[Extracted records]
* * * *
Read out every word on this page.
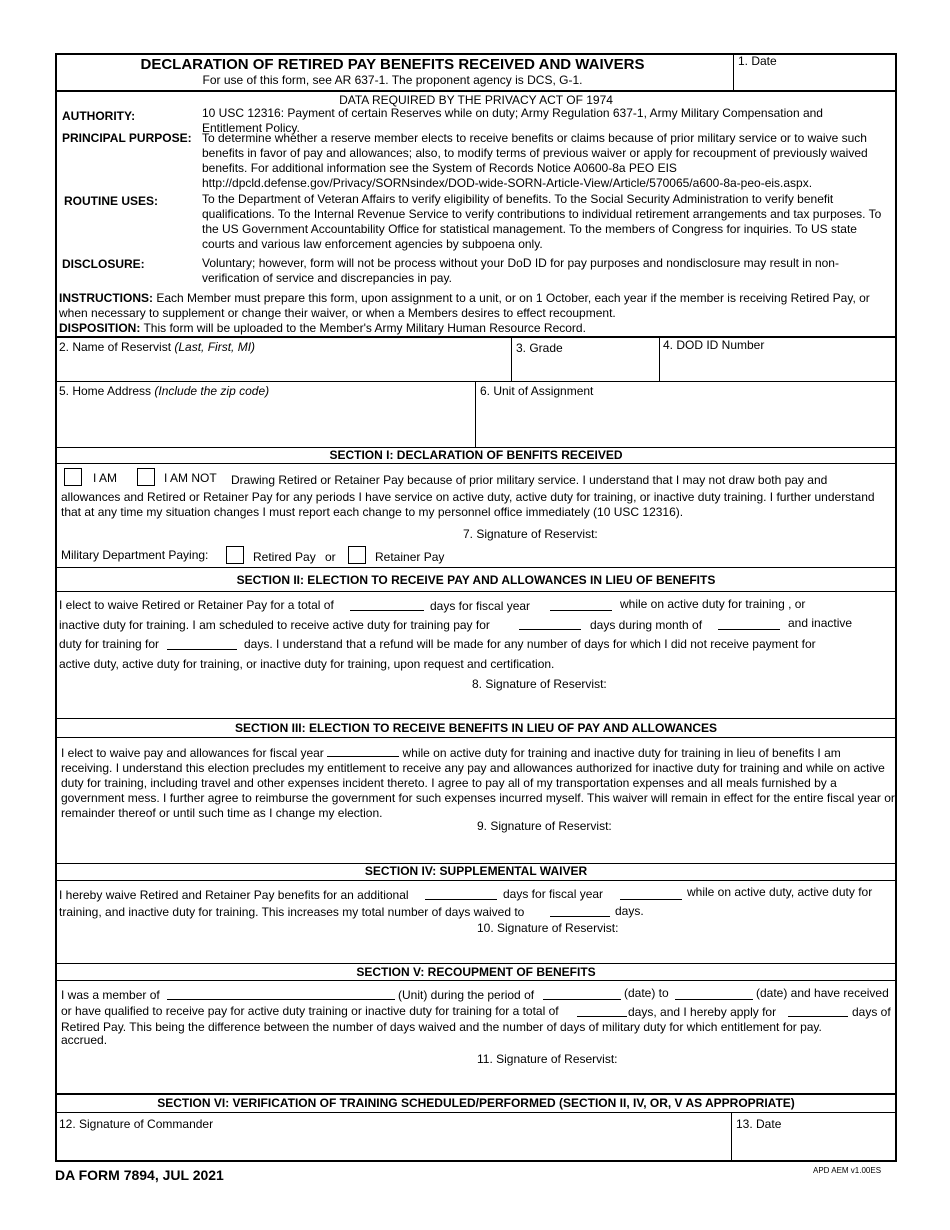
DECLARATION OF RETIRED PAY BENEFITS RECEIVED AND WAIVERS
For use of this form, see AR 637-1. The proponent agency is DCS, G-1.
1. Date
DATA REQUIRED BY THE PRIVACY ACT OF 1974
AUTHORITY:	10 USC 12316: Payment of certain Reserves while on duty; Army Regulation 637-1, Army Military Compensation and Entitlement Policy.
PRINCIPAL PURPOSE: To determine whether a reserve member elects to receive benefits or claims because of prior military service or to waive such benefits in favor of pay and allowances; also, to modify terms of previous waiver or apply for recoupment of previously waived benefits. For additional information see the System of Records Notice A0600-8a PEO EIS http://dpcld.defense.gov/Privacy/SORNsindex/DOD-wide-SORN-Article-View/Article/570065/a600-8a-peo-eis.aspx.
ROUTINE USES:	To the Department of Veteran Affairs to verify eligibility of benefits. To the Social Security Administration to verify benefit qualifications. To the Internal Revenue Service to verify contributions to individual retirement arrangements and tax purposes. To the US Government Accountability Office for statistical management. To the members of Congress for inquiries. To US state courts and various law enforcement agencies by subpoena only.
DISCLOSURE:	Voluntary; however, form will not be process without your DoD ID for pay purposes and nondisclosure may result in non-verification of service and discrepancies in pay.
INSTRUCTIONS: Each Member must prepare this form, upon assignment to a unit, or on 1 October, each year if the member is receiving Retired Pay, or when necessary to supplement or change their waiver, or when a Members desires to effect recoupment.
DISPOSITION: This form will be uploaded to the Member's Army Military Human Resource Record.
2. Name of Reservist (Last, First, MI)	3. Grade	4. DOD ID Number
5. Home Address (Include the zip code)	6. Unit of Assignment
SECTION I: DECLARATION OF BENFITS RECEIVED
I AM	I AM NOT Drawing Retired or Retainer Pay because of prior military service. I understand that I may not draw both pay and
allowances and Retired or Retainer Pay for any periods I have service on active duty, active duty for training, or inactive duty training. I further understand that at any time my situation changes I must report each change to my personnel office immediately (10 USC 12316).
7. Signature of Reservist:
Military Department Paying:	Retired Pay or	Retainer Pay
SECTION II: ELECTION TO RECEIVE PAY AND ALLOWANCES IN LIEU OF BENEFITS
I elect to waive Retired or Retainer Pay for a total of	days for fiscal year	while on active duty for training , or
inactive duty for training. I am scheduled to receive active duty for training pay for	days during month of	and inactive
duty for training for	days. I understand that a refund will be made for any number of days for which I did not receive payment for
active duty, active duty for training, or inactive duty for training, upon request and certification.
8. Signature of Reservist:
SECTION III: ELECTION TO RECEIVE BENEFITS IN LIEU OF PAY AND ALLOWANCES
I elect to waive pay and allowances for fiscal year	while on active duty for training and inactive duty for training in lieu of benefits I am receiving. I understand this election precludes my entitlement to receive any pay and allowances authorized for inactive duty for training and while on active duty for training, including travel and other expenses incident thereto. I agree to pay all of my transportation expenses and all meals furnished by a government mess. I further agree to reimburse the government for such expenses incurred myself. This waiver will remain in effect for the entire fiscal year or remainder thereof or until such time as I change my election.
9. Signature of Reservist:
SECTION IV: SUPPLEMENTAL WAIVER
I hereby waive Retired and Retainer Pay benefits for an additional	days for fiscal year	while on active duty, active duty for
training, and inactive duty for training. This increases my total number of days waived to	days.
10. Signature of Reservist:
SECTION V: RECOUPMENT OF BENEFITS
I was a member of	(Unit) during the period of	(date) to	(date) and have received
or have qualified to receive pay for active duty training or inactive duty for training for a total of	days, and I hereby apply for	days of
Retired Pay. This being the difference between the number of days waived and the number of days of military duty for which entitlement for pay.
accrued.
11. Signature of Reservist:
SECTION VI: VERIFICATION OF TRAINING SCHEDULED/PERFORMED (SECTION II, IV, OR, V AS APPROPRIATE)
12. Signature of Commander	13. Date
DA FORM 7894, JUL 2021	APD AEM v1.00ES
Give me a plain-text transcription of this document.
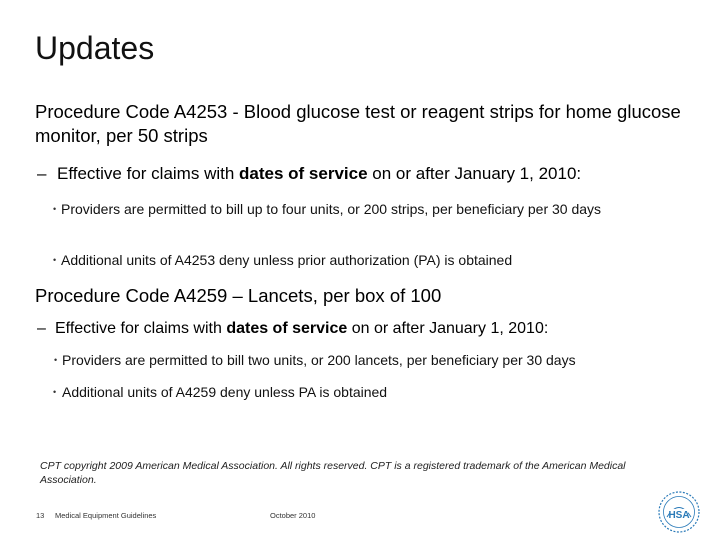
Updates

Procedure Code A4253 - Blood glucose test or reagent strips for home glucose monitor, per 50 strips

– Effective for claims with dates of service on or after January 1, 2010:

• Providers are permitted to bill up to four units, or 200 strips, per beneficiary per 30 days

• Additional units of A4253 deny unless prior authorization (PA) is obtained

Procedure Code A4259 – Lancets, per box of 100

– Effective for claims with dates of service on or after January 1, 2010:

• Providers are permitted to bill two units, or 200 lancets, per beneficiary per 30 days

• Additional units of A4259 deny unless PA is obtained

CPT copyright 2009 American Medical Association. All rights reserved. CPT is a registered trademark of the American Medical Association.

13 Medical Equipment Guidelines	October 2010	HSA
* * * *
TASK INSTRUCTIONS: All lines from the one containing "Give me a plain-text" through the end of the entries, both ends included, should be written out exactly, with no pictures.

SOLUTION FOR THIS TASK:
Give me a plain-text transcription of this document.
Updates

Procedure Code A4253 - Blood glucose test or reagent strips for home glucose monitor, per 50 strips

– Effective for claims with dates of service on or after January 1, 2010:

• Providers are permitted to bill up to four units, or 200 strips, per beneficiary per 30 days

• Additional units of A4253 deny unless prior authorization (PA) is obtained

Procedure Code A4259 – Lancets, per box of 100

– Effective for claims with dates of service on or after January 1, 2010:

• Providers are permitted to bill two units, or 200 lancets, per beneficiary per 30 days

• Additional units of A4259 deny unless PA is obtained

CPT copyright 2009 American Medical Association. All rights reserved. CPT is a registered trademark of the American Medical Association.

13 Medical Equipment Guidelines	October 2010	HSA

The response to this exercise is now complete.